→ **DATA TO PROCESS**

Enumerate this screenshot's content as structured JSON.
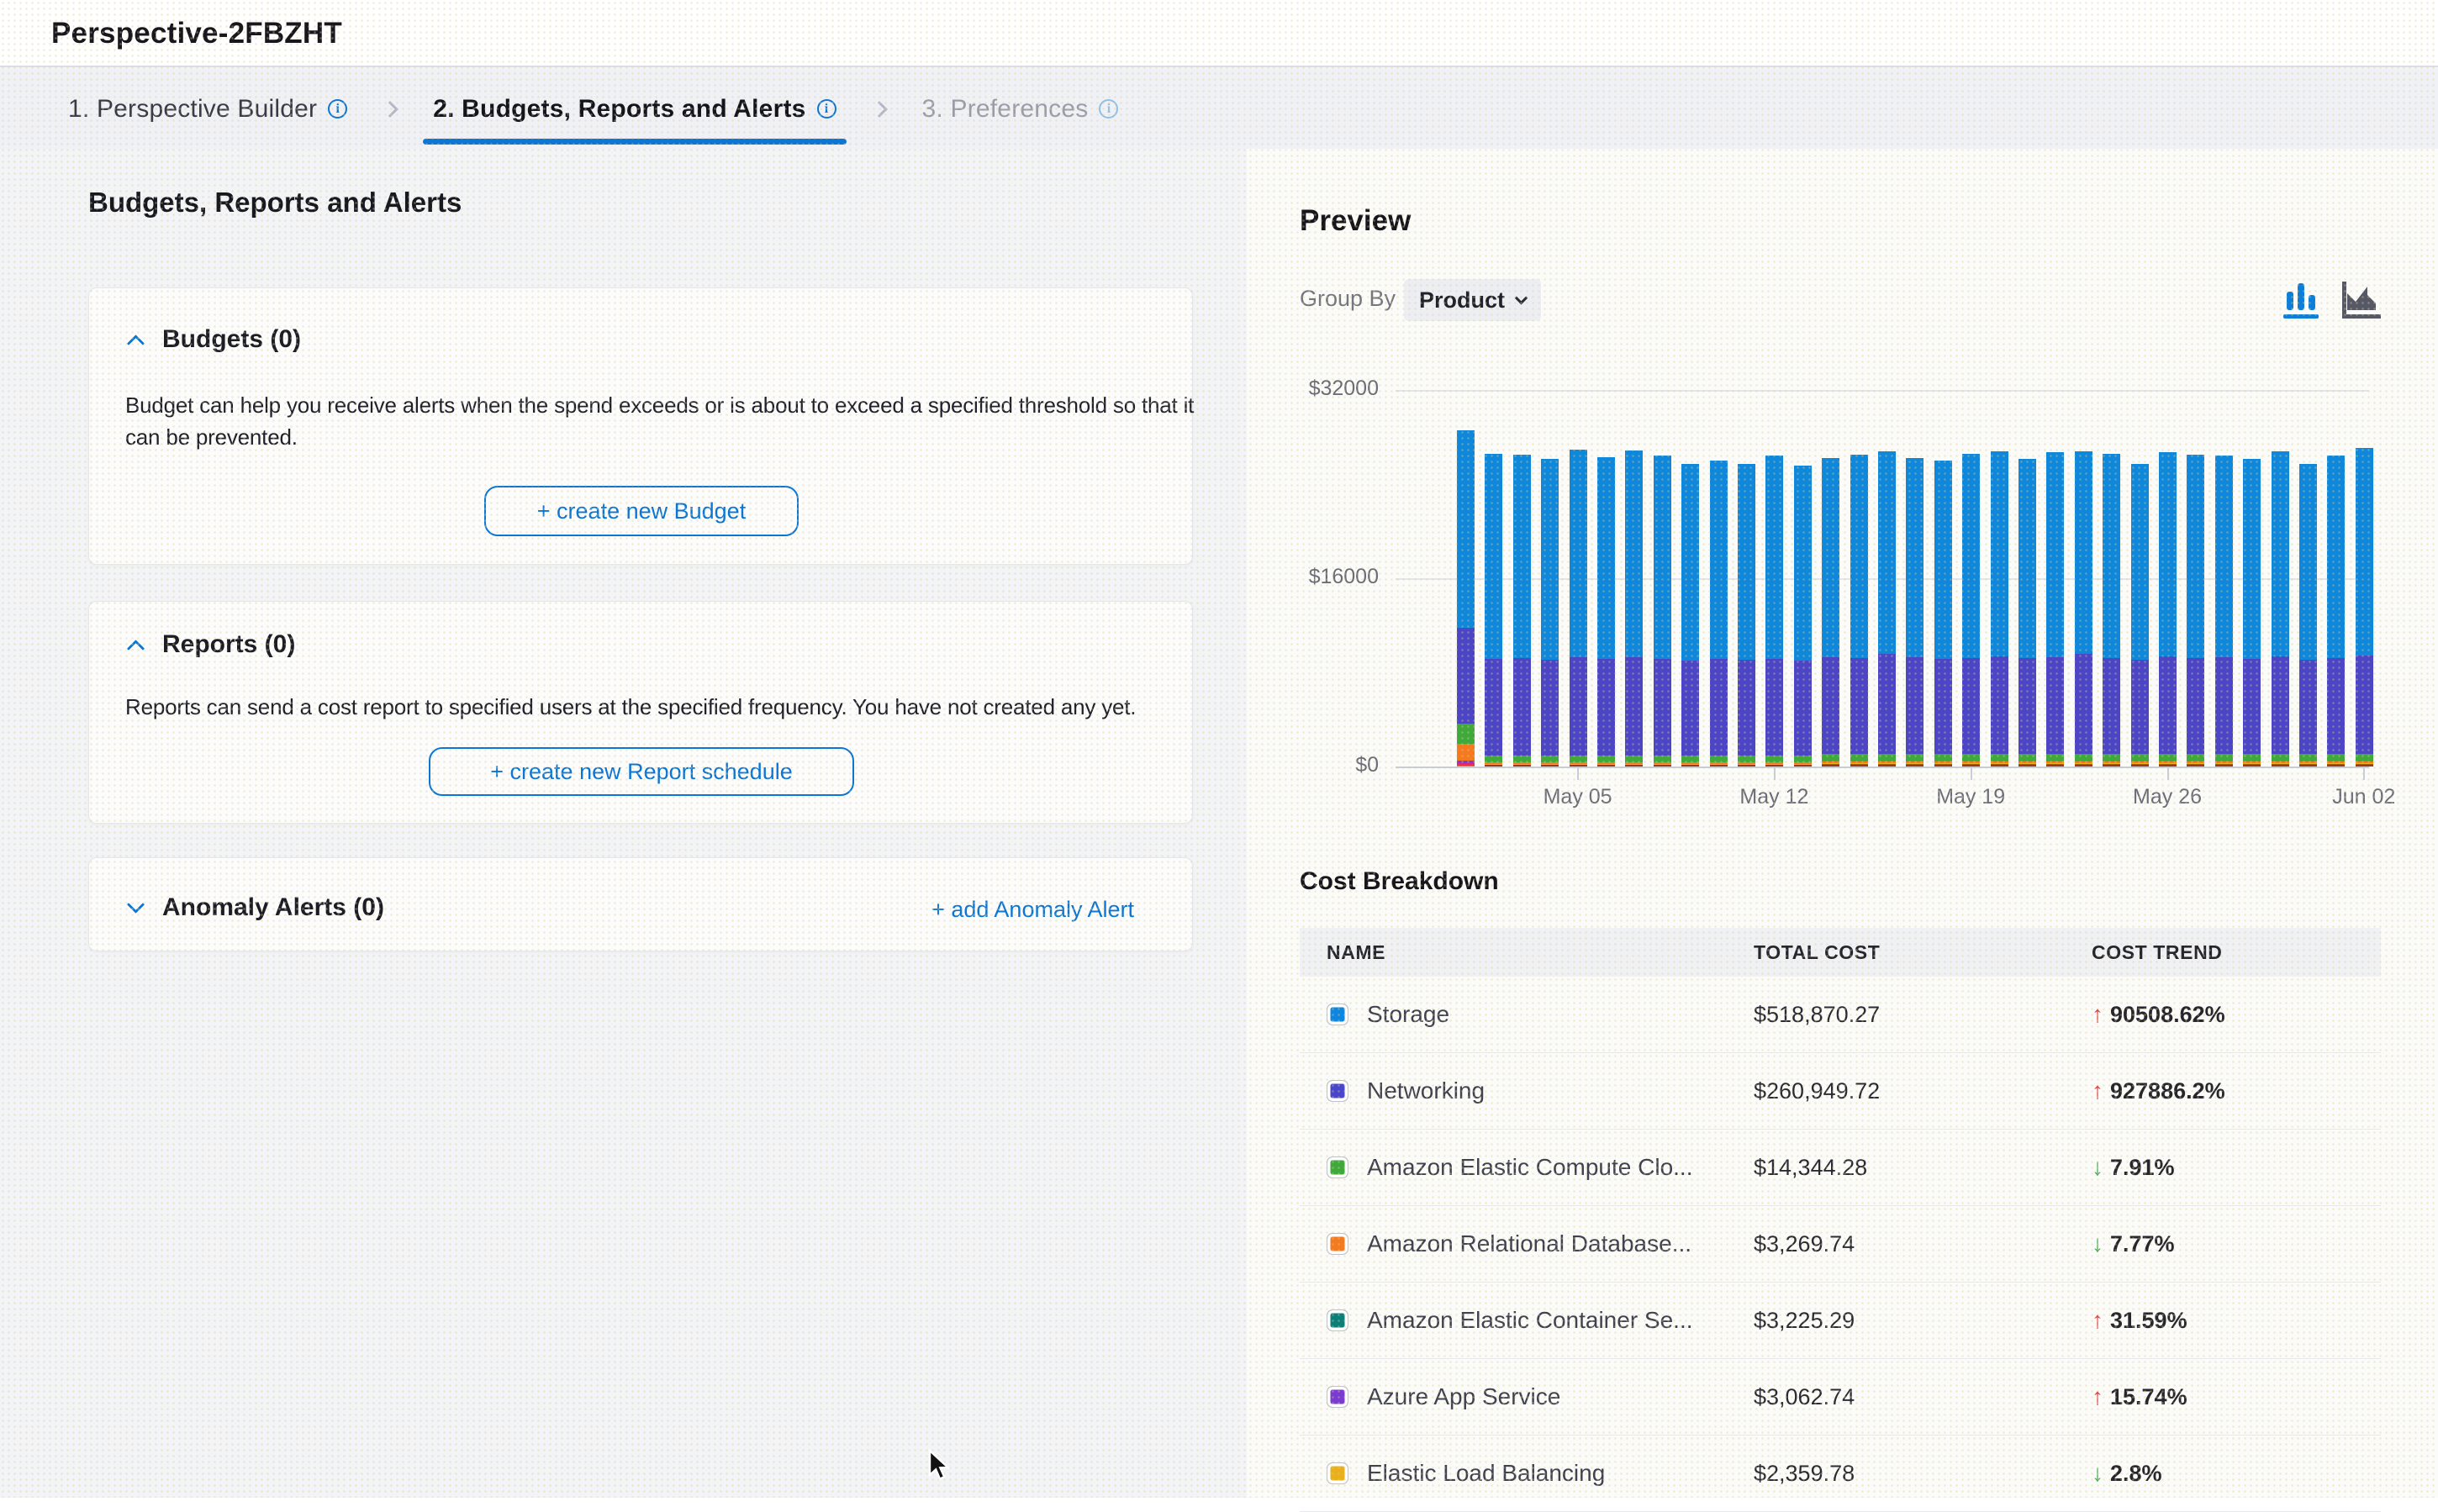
{
  "window": {
    "title": "Perspective-2FBZHT"
  },
  "tabs": [
    {
      "label": "1. Perspective Builder",
      "active": false
    },
    {
      "label": "2. Budgets, Reports and Alerts",
      "active": true
    },
    {
      "label": "3. Preferences",
      "active": false
    }
  ],
  "info_icon_glyph": "i",
  "left": {
    "heading": "Budgets, Reports and Alerts",
    "budgets": {
      "title": "Budgets (0)",
      "description": "Budget can help you receive alerts when the spend exceeds or is about to exceed a specified threshold so that it can be prevented.",
      "button": "+ create new Budget"
    },
    "reports": {
      "title": "Reports (0)",
      "description": "Reports can send a cost report to specified users at the specified frequency. You have not created any yet.",
      "button": "+ create new Report schedule"
    },
    "anomaly": {
      "title": "Anomaly Alerts (0)",
      "link": "+ add Anomaly Alert"
    }
  },
  "preview": {
    "title": "Preview",
    "group_by_label": "Group By",
    "group_by_value": "Product"
  },
  "chart_data": {
    "type": "bar",
    "stacked": true,
    "title": "",
    "ylim": [
      0,
      32000
    ],
    "y_ticks": [
      "$32000",
      "$16000",
      "$0"
    ],
    "x_ticks": [
      "May 05",
      "May 12",
      "May 19",
      "May 26",
      "Jun 02"
    ],
    "tick_bar_index": [
      4,
      11,
      18,
      25,
      32
    ],
    "palette": {
      "storage": "#0f88dc",
      "networking": "#4c45c5",
      "ec2": "#3fa93c",
      "rds": "#f5791f",
      "ecs": "#0c7f7b",
      "azure": "#7a3bd0",
      "elb": "#eab01c",
      "misc": "#9a3b16",
      "magenta": "#e0218a",
      "red": "#e23535",
      "cyan": "#27c0cf"
    },
    "bars": [
      [
        [
          "cyan",
          90
        ],
        [
          "red",
          100
        ],
        [
          "magenta",
          100
        ],
        [
          "azure",
          110
        ],
        [
          "ecs",
          100
        ],
        [
          "rds",
          1430
        ],
        [
          "ec2",
          1700
        ],
        [
          "networking",
          8150
        ],
        [
          "storage",
          16820
        ]
      ],
      [
        [
          "misc",
          120
        ],
        [
          "elb",
          90
        ],
        [
          "rds",
          130
        ],
        [
          "ec2",
          620
        ],
        [
          "networking",
          8200
        ],
        [
          "storage",
          17390
        ]
      ],
      [
        [
          "misc",
          120
        ],
        [
          "elb",
          90
        ],
        [
          "rds",
          130
        ],
        [
          "ec2",
          620
        ],
        [
          "networking",
          8250
        ],
        [
          "storage",
          17290
        ]
      ],
      [
        [
          "misc",
          120
        ],
        [
          "elb",
          90
        ],
        [
          "rds",
          130
        ],
        [
          "ec2",
          620
        ],
        [
          "networking",
          8100
        ],
        [
          "storage",
          17090
        ]
      ],
      [
        [
          "misc",
          120
        ],
        [
          "elb",
          90
        ],
        [
          "rds",
          130
        ],
        [
          "ec2",
          620
        ],
        [
          "networking",
          8300
        ],
        [
          "storage",
          17640
        ]
      ],
      [
        [
          "misc",
          120
        ],
        [
          "elb",
          90
        ],
        [
          "rds",
          130
        ],
        [
          "ec2",
          620
        ],
        [
          "networking",
          8200
        ],
        [
          "storage",
          17140
        ]
      ],
      [
        [
          "misc",
          120
        ],
        [
          "elb",
          90
        ],
        [
          "rds",
          130
        ],
        [
          "ec2",
          620
        ],
        [
          "networking",
          8350
        ],
        [
          "storage",
          17540
        ]
      ],
      [
        [
          "misc",
          120
        ],
        [
          "elb",
          90
        ],
        [
          "rds",
          130
        ],
        [
          "ec2",
          620
        ],
        [
          "networking",
          8200
        ],
        [
          "storage",
          17240
        ]
      ],
      [
        [
          "misc",
          120
        ],
        [
          "elb",
          90
        ],
        [
          "rds",
          130
        ],
        [
          "ec2",
          620
        ],
        [
          "networking",
          8050
        ],
        [
          "storage",
          16740
        ]
      ],
      [
        [
          "misc",
          120
        ],
        [
          "elb",
          90
        ],
        [
          "rds",
          130
        ],
        [
          "ec2",
          620
        ],
        [
          "networking",
          8150
        ],
        [
          "storage",
          16890
        ]
      ],
      [
        [
          "misc",
          120
        ],
        [
          "elb",
          90
        ],
        [
          "rds",
          130
        ],
        [
          "ec2",
          620
        ],
        [
          "networking",
          8100
        ],
        [
          "storage",
          16640
        ]
      ],
      [
        [
          "misc",
          120
        ],
        [
          "elb",
          90
        ],
        [
          "rds",
          130
        ],
        [
          "ec2",
          620
        ],
        [
          "networking",
          8200
        ],
        [
          "storage",
          17240
        ]
      ],
      [
        [
          "misc",
          120
        ],
        [
          "elb",
          90
        ],
        [
          "rds",
          130
        ],
        [
          "ec2",
          620
        ],
        [
          "networking",
          8050
        ],
        [
          "storage",
          16590
        ]
      ],
      [
        [
          "misc",
          120
        ],
        [
          "red",
          40
        ],
        [
          "magenta",
          50
        ],
        [
          "elb",
          90
        ],
        [
          "rds",
          130
        ],
        [
          "ec2",
          620
        ],
        [
          "networking",
          8250
        ],
        [
          "storage",
          16950
        ]
      ],
      [
        [
          "misc",
          120
        ],
        [
          "red",
          40
        ],
        [
          "magenta",
          50
        ],
        [
          "elb",
          90
        ],
        [
          "rds",
          130
        ],
        [
          "ec2",
          620
        ],
        [
          "networking",
          8200
        ],
        [
          "storage",
          17250
        ]
      ],
      [
        [
          "misc",
          120
        ],
        [
          "red",
          40
        ],
        [
          "magenta",
          50
        ],
        [
          "elb",
          90
        ],
        [
          "rds",
          130
        ],
        [
          "ec2",
          620
        ],
        [
          "networking",
          8500
        ],
        [
          "storage",
          17250
        ]
      ],
      [
        [
          "misc",
          120
        ],
        [
          "red",
          40
        ],
        [
          "magenta",
          50
        ],
        [
          "elb",
          90
        ],
        [
          "rds",
          130
        ],
        [
          "ec2",
          620
        ],
        [
          "networking",
          8250
        ],
        [
          "storage",
          16950
        ]
      ],
      [
        [
          "misc",
          120
        ],
        [
          "red",
          40
        ],
        [
          "magenta",
          50
        ],
        [
          "elb",
          90
        ],
        [
          "rds",
          130
        ],
        [
          "ec2",
          620
        ],
        [
          "networking",
          8100
        ],
        [
          "storage",
          16850
        ]
      ],
      [
        [
          "misc",
          120
        ],
        [
          "red",
          40
        ],
        [
          "magenta",
          50
        ],
        [
          "elb",
          90
        ],
        [
          "rds",
          130
        ],
        [
          "ec2",
          620
        ],
        [
          "networking",
          8200
        ],
        [
          "storage",
          17300
        ]
      ],
      [
        [
          "misc",
          120
        ],
        [
          "red",
          40
        ],
        [
          "magenta",
          50
        ],
        [
          "elb",
          90
        ],
        [
          "rds",
          130
        ],
        [
          "ec2",
          620
        ],
        [
          "networking",
          8300
        ],
        [
          "storage",
          17450
        ]
      ],
      [
        [
          "misc",
          120
        ],
        [
          "red",
          40
        ],
        [
          "magenta",
          50
        ],
        [
          "elb",
          90
        ],
        [
          "rds",
          130
        ],
        [
          "ec2",
          620
        ],
        [
          "networking",
          8150
        ],
        [
          "storage",
          16950
        ]
      ],
      [
        [
          "misc",
          120
        ],
        [
          "red",
          40
        ],
        [
          "magenta",
          50
        ],
        [
          "elb",
          90
        ],
        [
          "rds",
          130
        ],
        [
          "ec2",
          620
        ],
        [
          "networking",
          8250
        ],
        [
          "storage",
          17400
        ]
      ],
      [
        [
          "misc",
          120
        ],
        [
          "red",
          40
        ],
        [
          "magenta",
          50
        ],
        [
          "elb",
          90
        ],
        [
          "rds",
          130
        ],
        [
          "ec2",
          620
        ],
        [
          "networking",
          8500
        ],
        [
          "storage",
          17250
        ]
      ],
      [
        [
          "misc",
          120
        ],
        [
          "red",
          40
        ],
        [
          "magenta",
          50
        ],
        [
          "elb",
          90
        ],
        [
          "rds",
          130
        ],
        [
          "ec2",
          620
        ],
        [
          "networking",
          8200
        ],
        [
          "storage",
          17300
        ]
      ],
      [
        [
          "misc",
          120
        ],
        [
          "red",
          40
        ],
        [
          "magenta",
          50
        ],
        [
          "elb",
          90
        ],
        [
          "rds",
          130
        ],
        [
          "ec2",
          620
        ],
        [
          "networking",
          8050
        ],
        [
          "storage",
          16650
        ]
      ],
      [
        [
          "misc",
          120
        ],
        [
          "red",
          40
        ],
        [
          "magenta",
          50
        ],
        [
          "elb",
          90
        ],
        [
          "rds",
          130
        ],
        [
          "ec2",
          620
        ],
        [
          "networking",
          8300
        ],
        [
          "storage",
          17400
        ]
      ],
      [
        [
          "misc",
          120
        ],
        [
          "red",
          40
        ],
        [
          "magenta",
          50
        ],
        [
          "elb",
          90
        ],
        [
          "rds",
          130
        ],
        [
          "ec2",
          620
        ],
        [
          "networking",
          8200
        ],
        [
          "storage",
          17250
        ]
      ],
      [
        [
          "misc",
          120
        ],
        [
          "red",
          40
        ],
        [
          "magenta",
          50
        ],
        [
          "elb",
          90
        ],
        [
          "rds",
          130
        ],
        [
          "ec2",
          620
        ],
        [
          "networking",
          8250
        ],
        [
          "storage",
          17100
        ]
      ],
      [
        [
          "misc",
          120
        ],
        [
          "red",
          40
        ],
        [
          "magenta",
          50
        ],
        [
          "elb",
          90
        ],
        [
          "rds",
          130
        ],
        [
          "ec2",
          620
        ],
        [
          "networking",
          8100
        ],
        [
          "storage",
          17000
        ]
      ],
      [
        [
          "misc",
          120
        ],
        [
          "red",
          40
        ],
        [
          "magenta",
          50
        ],
        [
          "elb",
          90
        ],
        [
          "rds",
          130
        ],
        [
          "ec2",
          620
        ],
        [
          "networking",
          8300
        ],
        [
          "storage",
          17450
        ]
      ],
      [
        [
          "misc",
          120
        ],
        [
          "red",
          40
        ],
        [
          "magenta",
          50
        ],
        [
          "elb",
          90
        ],
        [
          "rds",
          130
        ],
        [
          "ec2",
          620
        ],
        [
          "networking",
          8050
        ],
        [
          "storage",
          16600
        ]
      ],
      [
        [
          "misc",
          120
        ],
        [
          "red",
          40
        ],
        [
          "magenta",
          50
        ],
        [
          "elb",
          90
        ],
        [
          "rds",
          130
        ],
        [
          "ec2",
          620
        ],
        [
          "networking",
          8200
        ],
        [
          "storage",
          17150
        ]
      ],
      [
        [
          "misc",
          120
        ],
        [
          "red",
          40
        ],
        [
          "magenta",
          50
        ],
        [
          "elb",
          90
        ],
        [
          "rds",
          130
        ],
        [
          "ec2",
          620
        ],
        [
          "networking",
          8400
        ],
        [
          "storage",
          17600
        ]
      ]
    ]
  },
  "breakdown": {
    "title": "Cost Breakdown",
    "columns": [
      "NAME",
      "TOTAL COST",
      "COST TREND"
    ],
    "rows": [
      {
        "name": "Storage",
        "color": "#0d86e2",
        "total": "$518,870.27",
        "trend": "90508.62%",
        "direction": "up"
      },
      {
        "name": "Networking",
        "color": "#4a46cb",
        "total": "$260,949.72",
        "trend": "927886.2%",
        "direction": "up"
      },
      {
        "name": "Amazon Elastic Compute Clo...",
        "color": "#3fa93c",
        "total": "$14,344.28",
        "trend": "7.91%",
        "direction": "down"
      },
      {
        "name": "Amazon Relational Database...",
        "color": "#f5791f",
        "total": "$3,269.74",
        "trend": "7.77%",
        "direction": "down"
      },
      {
        "name": "Amazon Elastic Container Se...",
        "color": "#0c7f7b",
        "total": "$3,225.29",
        "trend": "31.59%",
        "direction": "up"
      },
      {
        "name": "Azure App Service",
        "color": "#7a3bd0",
        "total": "$3,062.74",
        "trend": "15.74%",
        "direction": "up"
      },
      {
        "name": "Elastic Load Balancing",
        "color": "#eab01c",
        "total": "$2,359.78",
        "trend": "2.8%",
        "direction": "down"
      }
    ]
  }
}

→ **WRITTEN REQUEST**
Extract each line from the entries above that contains the string "color".

→ **FINISHED TASK**
        "color": "#0d86e2",
        "color": "#4a46cb",
        "color": "#3fa93c",
        "color": "#f5791f",
        "color": "#0c7f7b",
        "color": "#7a3bd0",
        "color": "#eab01c",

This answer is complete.